== PROVIDED RECORDS ==
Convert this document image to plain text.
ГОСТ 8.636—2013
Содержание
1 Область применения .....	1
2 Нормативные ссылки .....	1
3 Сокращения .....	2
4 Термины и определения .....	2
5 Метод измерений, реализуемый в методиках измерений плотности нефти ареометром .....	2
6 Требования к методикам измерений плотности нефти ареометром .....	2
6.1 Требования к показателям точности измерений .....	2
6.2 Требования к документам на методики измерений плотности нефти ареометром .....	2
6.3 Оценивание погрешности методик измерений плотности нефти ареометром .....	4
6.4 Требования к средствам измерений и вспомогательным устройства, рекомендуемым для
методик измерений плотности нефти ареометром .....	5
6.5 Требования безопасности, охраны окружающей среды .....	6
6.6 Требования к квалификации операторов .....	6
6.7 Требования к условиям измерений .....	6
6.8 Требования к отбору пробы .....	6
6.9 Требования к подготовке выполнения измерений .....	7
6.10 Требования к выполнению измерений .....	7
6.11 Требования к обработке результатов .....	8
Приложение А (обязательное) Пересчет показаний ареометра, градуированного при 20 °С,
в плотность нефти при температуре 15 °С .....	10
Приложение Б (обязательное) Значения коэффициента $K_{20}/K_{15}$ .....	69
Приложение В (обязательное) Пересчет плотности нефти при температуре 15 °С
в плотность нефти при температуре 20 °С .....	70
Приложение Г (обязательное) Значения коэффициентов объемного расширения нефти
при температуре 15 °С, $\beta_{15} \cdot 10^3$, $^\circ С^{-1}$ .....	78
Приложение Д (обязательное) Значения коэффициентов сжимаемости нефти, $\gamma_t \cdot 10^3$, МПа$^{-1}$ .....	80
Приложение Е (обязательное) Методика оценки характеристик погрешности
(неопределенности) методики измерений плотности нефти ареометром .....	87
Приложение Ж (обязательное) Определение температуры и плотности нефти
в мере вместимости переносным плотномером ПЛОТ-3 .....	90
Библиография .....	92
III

== EXERCISE OBJECTIVE ==
Reproduce every line of the listing above in which the string "методики" appears.

== FINISHED EXERCISE ==
6.2 Требования к документам на методики измерений плотности нефти ареометром .....	2
(неопределенности) методики измерений плотности нефти ареометром .....	87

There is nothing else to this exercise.